──────── Data for this task

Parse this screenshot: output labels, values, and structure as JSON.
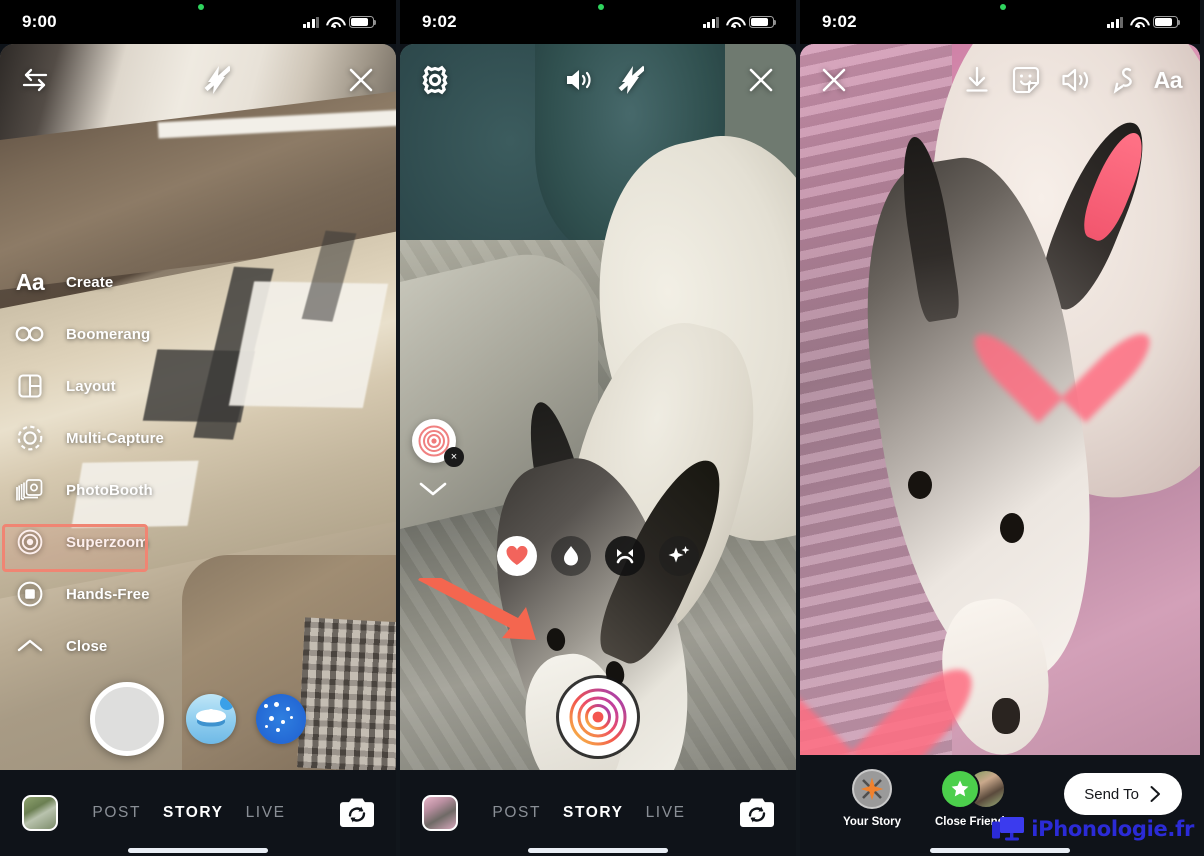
{
  "panels": [
    {
      "name": "camera-create-menu",
      "status": {
        "time": "9:00",
        "signal_icon": "cellular-signal-icon",
        "wifi_icon": "wifi-icon",
        "battery_icon": "battery-icon"
      },
      "topbar": [
        {
          "name": "swap-camera-icon",
          "label": ""
        },
        {
          "name": "flash-off-icon",
          "label": ""
        },
        {
          "name": "close-icon",
          "label": ""
        }
      ],
      "menu": [
        {
          "icon": "text-aa-icon",
          "label": "Create"
        },
        {
          "icon": "infinity-icon",
          "label": "Boomerang"
        },
        {
          "icon": "layout-grid-icon",
          "label": "Layout"
        },
        {
          "icon": "multi-capture-icon",
          "label": "Multi-Capture"
        },
        {
          "icon": "photobooth-cards-icon",
          "label": "PhotoBooth"
        },
        {
          "icon": "superzoom-target-icon",
          "label": "Superzoom"
        },
        {
          "icon": "hands-free-icon",
          "label": "Hands-Free"
        },
        {
          "icon": "chevron-up-icon",
          "label": "Close"
        }
      ],
      "highlighted_item": "Superzoom",
      "highlight_color": "#f08573",
      "effects": [
        {
          "name": "airplane-effect-bubble"
        },
        {
          "name": "sparkle-effect-bubble"
        }
      ],
      "nav": {
        "thumbnail": "gallery-thumbnail",
        "modes": [
          "POST",
          "STORY",
          "LIVE"
        ],
        "active_mode": "STORY",
        "flip_icon": "flip-camera-icon"
      }
    },
    {
      "name": "superzoom-capture",
      "status": {
        "time": "9:02",
        "signal_icon": "cellular-signal-icon",
        "wifi_icon": "wifi-icon",
        "battery_icon": "battery-icon"
      },
      "topbar": [
        {
          "name": "settings-gear-icon",
          "label": ""
        },
        {
          "name": "volume-on-icon",
          "label": ""
        },
        {
          "name": "flash-off-icon",
          "label": ""
        },
        {
          "name": "close-icon",
          "label": ""
        }
      ],
      "effect_badge": {
        "name": "superzoom-active-badge",
        "dismiss": "×"
      },
      "chevron": "chevron-down-icon",
      "effect_carousel": [
        {
          "name": "heart-effect",
          "selected": true
        },
        {
          "name": "flame-effect",
          "selected": false
        },
        {
          "name": "sad-face-effect",
          "selected": false
        },
        {
          "name": "sparkles-effect",
          "selected": false
        }
      ],
      "shutter": "superzoom-shutter-button",
      "pointer_arrow": "red-arrow-annotation",
      "nav": {
        "thumbnail": "gallery-thumbnail",
        "modes": [
          "POST",
          "STORY",
          "LIVE"
        ],
        "active_mode": "STORY",
        "flip_icon": "flip-camera-icon"
      }
    },
    {
      "name": "story-preview-share",
      "status": {
        "time": "9:02",
        "signal_icon": "cellular-signal-icon",
        "wifi_icon": "wifi-icon",
        "battery_icon": "battery-icon"
      },
      "topbar": [
        {
          "name": "close-icon",
          "label": ""
        },
        {
          "name": "download-icon",
          "label": ""
        },
        {
          "name": "sticker-icon",
          "label": ""
        },
        {
          "name": "volume-on-icon",
          "label": ""
        },
        {
          "name": "draw-squiggle-icon",
          "label": ""
        },
        {
          "name": "text-aa-icon",
          "label": "Aa"
        }
      ],
      "share": {
        "your_story": {
          "label": "Your Story",
          "icon": "your-story-avatar"
        },
        "close_friends": {
          "label": "Close Friends",
          "icon": "close-friends-avatar"
        },
        "send_to": {
          "label": "Send To",
          "icon": "chevron-right-icon"
        }
      }
    }
  ],
  "watermark": {
    "text": "iPhonologie.fr",
    "icon": "monitor-icon",
    "color": "#2b2bd6"
  }
}
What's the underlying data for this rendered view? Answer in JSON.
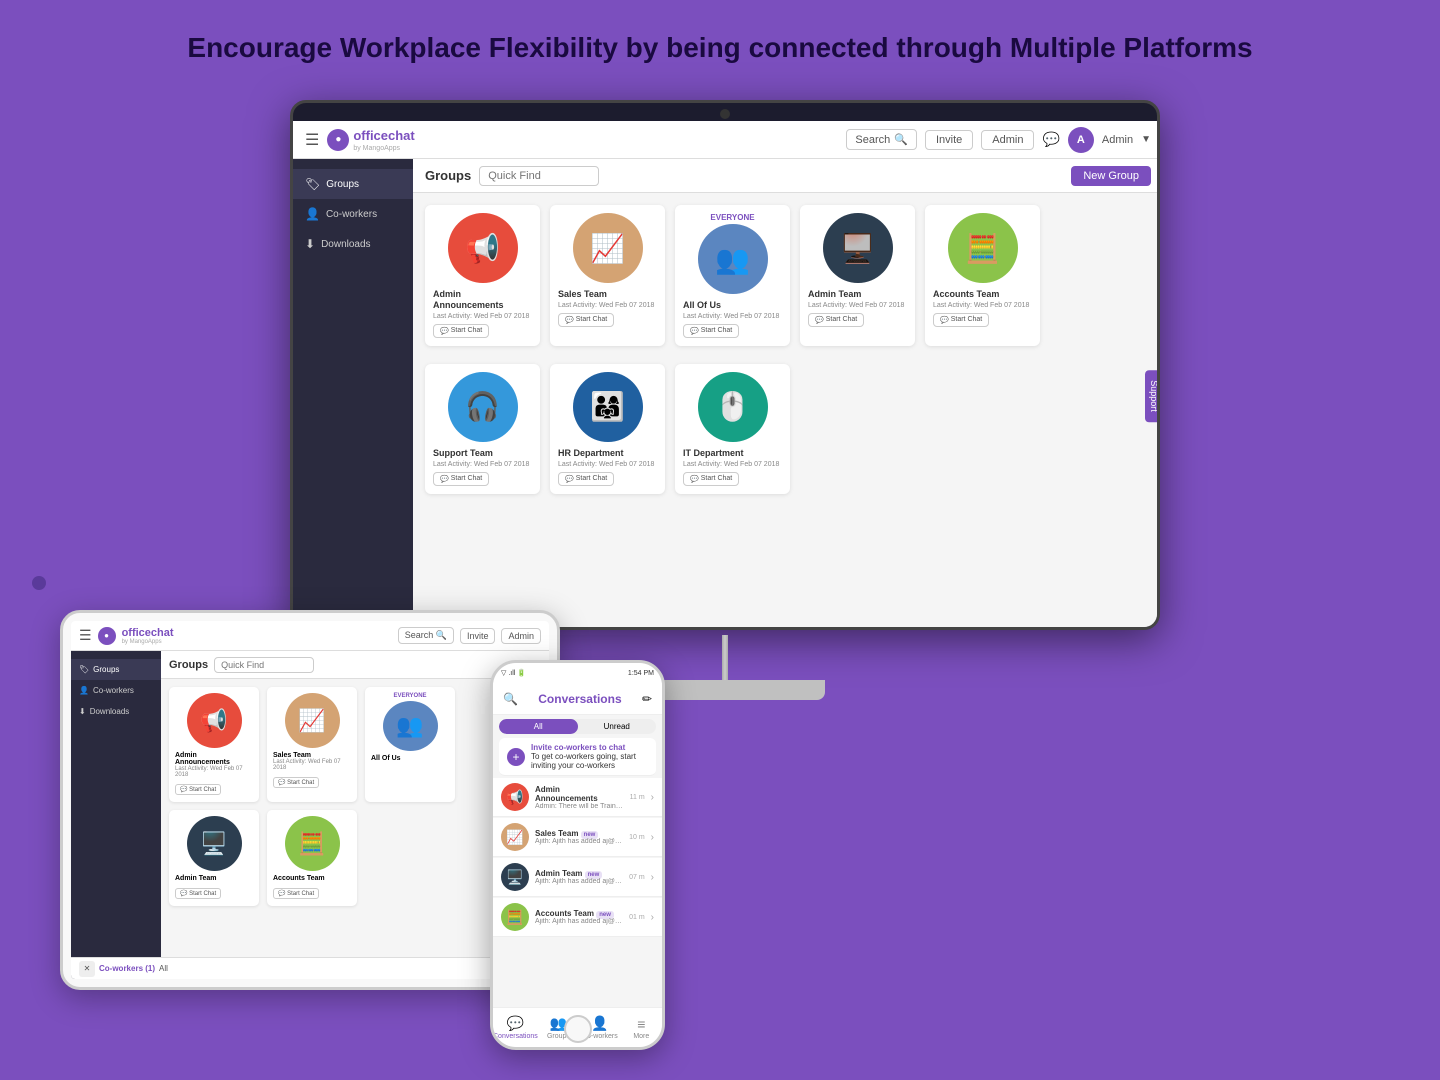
{
  "page": {
    "background": "#7B4FBE",
    "headline": "Encourage Workplace Flexibility by being connected through Multiple Platforms"
  },
  "monitor": {
    "topbar": {
      "menu_icon": "☰",
      "logo_text": "officechat",
      "logo_sub": "by MangoApps",
      "search_label": "Search",
      "invite_label": "Invite",
      "admin_label": "Admin",
      "admin_avatar": "A",
      "admin_name": "Admin",
      "chat_icon": "💬"
    },
    "sidebar": {
      "groups_label": "Groups",
      "coworkers_label": "Co-workers",
      "downloads_label": "Downloads"
    },
    "content": {
      "title": "Groups",
      "quick_find_placeholder": "Quick Find",
      "new_group_label": "New Group",
      "support_tab": "Support"
    },
    "groups": [
      {
        "name": "Admin Announcements",
        "last_activity": "Last Activity: Wed Feb 07 2018",
        "start_chat": "Start Chat",
        "icon_color": "#e74c3c",
        "icon_char": "📢"
      },
      {
        "name": "Sales Team",
        "last_activity": "Last Activity: Wed Feb 07 2018",
        "start_chat": "Start Chat",
        "icon_color": "#b5651d",
        "icon_char": "📈"
      },
      {
        "name": "All Of Us",
        "last_activity": "Last Activity: Wed Feb 07 2018",
        "start_chat": "Start Chat",
        "icon_color": "#3498db",
        "icon_char": "👥",
        "special": "EVERYONE"
      },
      {
        "name": "Admin Team",
        "last_activity": "Last Activity: Wed Feb 07 2018",
        "start_chat": "Start Chat",
        "icon_color": "#2c3e50",
        "icon_char": "🖥️"
      },
      {
        "name": "Accounts Team",
        "last_activity": "Last Activity: Wed Feb 07 2018",
        "start_chat": "Start Chat",
        "icon_color": "#27ae60",
        "icon_char": "🧮"
      },
      {
        "name": "Support Team",
        "last_activity": "Last Activity: Wed Feb 07 2018",
        "start_chat": "Start Chat",
        "icon_color": "#3498db",
        "icon_char": "🎧"
      },
      {
        "name": "HR Department",
        "last_activity": "Last Activity: Wed Feb 07 2018",
        "start_chat": "Start Chat",
        "icon_color": "#2c6fad",
        "icon_char": "👨‍👩‍👧"
      },
      {
        "name": "IT Department",
        "last_activity": "Last Activity: Wed Feb 07 2018",
        "start_chat": "Start Chat",
        "icon_color": "#16a085",
        "icon_char": "🖱️"
      }
    ]
  },
  "tablet": {
    "logo_text": "officechat",
    "search_label": "Search",
    "invite_label": "Invite",
    "admin_label": "Admin",
    "groups_label": "Groups",
    "coworkers_label": "Co-workers",
    "downloads_label": "Downloads",
    "content_title": "Groups",
    "quick_find_placeholder": "Quick Find",
    "coworkers_tab": "Co-workers (1)",
    "footer_items": [
      "Co-workers (1)",
      "All"
    ]
  },
  "phone": {
    "status_bar": {
      "time": "1:54 PM",
      "signal": "▂▄▆",
      "battery": "■"
    },
    "title": "Conversations",
    "edit_label": "✏",
    "filter_all": "All",
    "filter_unread": "Unread",
    "invite_title": "Invite co-workers to chat",
    "invite_sub": "To get co-workers going, start inviting your co-workers",
    "conversations": [
      {
        "name": "Admin Announcements",
        "preview": "Admin: There will be Training Session Scheduler for all employees today at...",
        "time": "11 m",
        "icon_color": "#e74c3c",
        "icon_char": "📢"
      },
      {
        "name": "Sales Team",
        "preview": "Ajith: Ajith has added aj@@mangospring.com...",
        "time": "10 m",
        "icon_color": "#b5651d",
        "icon_char": "📈"
      },
      {
        "name": "Admin Team",
        "preview": "Ajith: Ajith has added aj@mangospring.com...",
        "time": "07 m",
        "icon_color": "#2c3e50",
        "icon_char": "🖥️"
      },
      {
        "name": "Accounts Team",
        "preview": "Ajith: Ajith has added aj@@mangospring.com...",
        "time": "01 m",
        "icon_color": "#27ae60",
        "icon_char": "🧮"
      }
    ],
    "nav": [
      {
        "label": "Conversations",
        "icon": "💬",
        "active": true
      },
      {
        "label": "Groups",
        "icon": "👥",
        "active": false
      },
      {
        "label": "Co-workers",
        "icon": "👤",
        "active": false
      },
      {
        "label": "More",
        "icon": "≡",
        "active": false
      }
    ]
  }
}
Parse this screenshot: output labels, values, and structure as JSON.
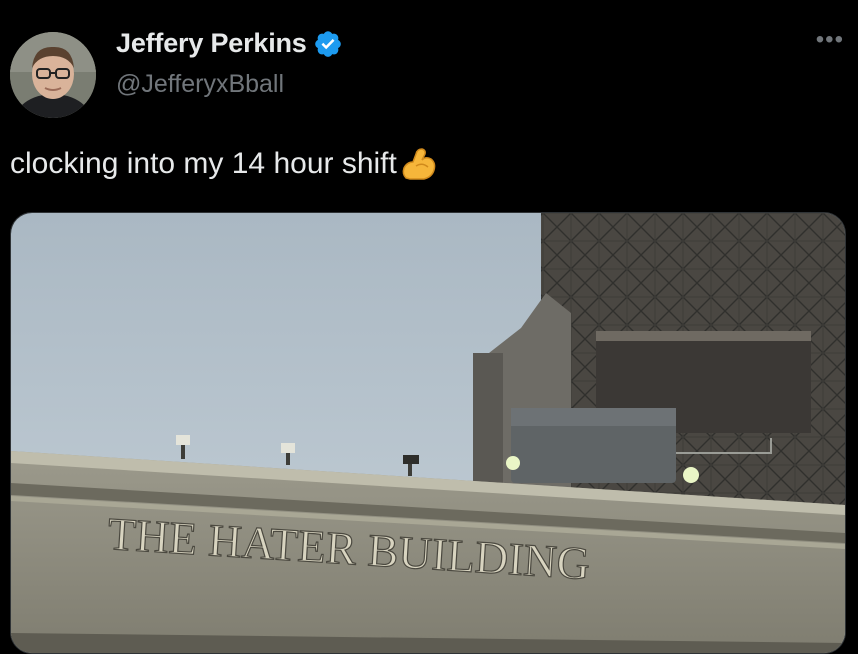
{
  "author": {
    "name": "Jeffery Perkins",
    "handle": "@JefferyxBball",
    "avatar_icon": "profile-photo",
    "verified_icon": "verified-badge-icon",
    "verified_color": "#1d9bf0"
  },
  "menu": {
    "more_label": "•••"
  },
  "tweet": {
    "text": "clocking into my 14 hour shift",
    "emoji": "flexed-biceps-icon"
  },
  "media": {
    "sign_text": "THE HATER BUILDING"
  }
}
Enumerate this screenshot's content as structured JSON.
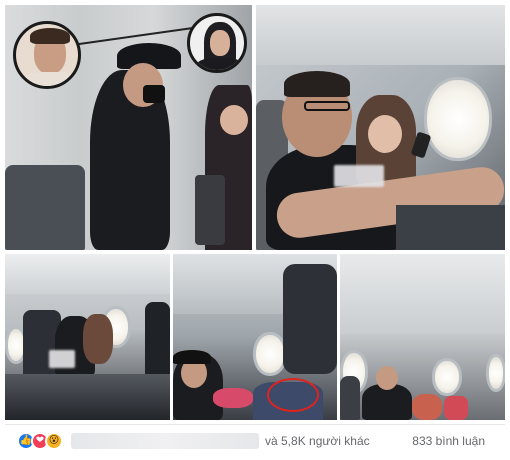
{
  "post": {
    "reactions": {
      "icons": [
        "like-icon",
        "love-icon",
        "wow-icon"
      ],
      "others_text": "và 5,8K người khác",
      "comments_text": "833 bình luận"
    }
  },
  "colors": {
    "like": "#1877f2",
    "love": "#f33e58",
    "wow": "#f7b125",
    "meta_text": "#65676b"
  }
}
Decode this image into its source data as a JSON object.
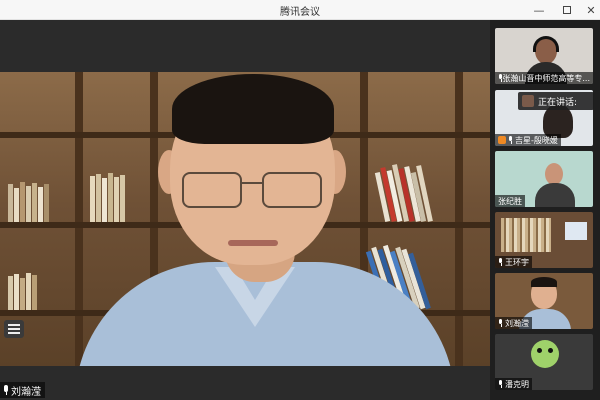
{
  "window": {
    "title": "腾讯会议"
  },
  "main": {
    "speaker_name": "刘瀚滢"
  },
  "speaking_indicator": {
    "label": "正在讲话:"
  },
  "participants": [
    {
      "name": "张瀚山晋中师范高等专..."
    },
    {
      "name": "吉星-殷晓媛"
    },
    {
      "name": "张纪胜"
    },
    {
      "name": "王环宇"
    },
    {
      "name": "刘瀚滢"
    },
    {
      "name": "潘克明"
    }
  ],
  "colors": {
    "accent": "#f08a24",
    "sidebar_bg": "#1f1f1f",
    "main_bg": "#2b2b2b",
    "titlebar_bg": "#f7f7f7"
  },
  "icons": {
    "minimize": "minimize-icon",
    "maximize": "maximize-icon",
    "close": "close-icon",
    "mic": "mic-icon",
    "layout": "list-layout-icon"
  }
}
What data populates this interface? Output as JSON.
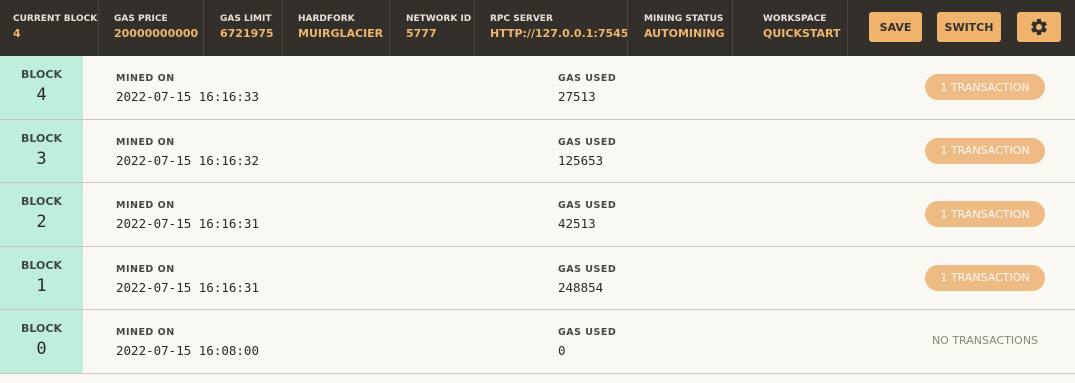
{
  "header": {
    "stats": [
      {
        "label": "CURRENT BLOCK",
        "value": "4"
      },
      {
        "label": "GAS PRICE",
        "value": "20000000000"
      },
      {
        "label": "GAS LIMIT",
        "value": "6721975"
      },
      {
        "label": "HARDFORK",
        "value": "MUIRGLACIER"
      },
      {
        "label": "NETWORK ID",
        "value": "5777"
      },
      {
        "label": "RPC SERVER",
        "value": "HTTP://127.0.0.1:7545"
      },
      {
        "label": "MINING STATUS",
        "value": "AUTOMINING"
      },
      {
        "label": "WORKSPACE",
        "value": "QUICKSTART"
      }
    ],
    "save_label": "SAVE",
    "switch_label": "SWITCH",
    "settings_icon": "gear-icon"
  },
  "blocks": {
    "block_label": "BLOCK",
    "mined_on_label": "MINED ON",
    "gas_used_label": "GAS USED",
    "rows": [
      {
        "number": "4",
        "mined_on": "2022-07-15 16:16:33",
        "gas_used": "27513",
        "transactions": "1 TRANSACTION"
      },
      {
        "number": "3",
        "mined_on": "2022-07-15 16:16:32",
        "gas_used": "125653",
        "transactions": "1 TRANSACTION"
      },
      {
        "number": "2",
        "mined_on": "2022-07-15 16:16:31",
        "gas_used": "42513",
        "transactions": "1 TRANSACTION"
      },
      {
        "number": "1",
        "mined_on": "2022-07-15 16:16:31",
        "gas_used": "248854",
        "transactions": "1 TRANSACTION"
      },
      {
        "number": "0",
        "mined_on": "2022-07-15 16:08:00",
        "gas_used": "0",
        "transactions": "NO TRANSACTIONS"
      }
    ]
  },
  "colors": {
    "header_bg": "#33302c",
    "accent": "#efb36b",
    "block_cell": "#bfeedc",
    "badge": "#eebb85",
    "row_bg": "#faf8f3"
  }
}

────────────────

• Brief
In the records above, how many lines contain the word "into"? Give the number alone.

• Reply to the exercise
2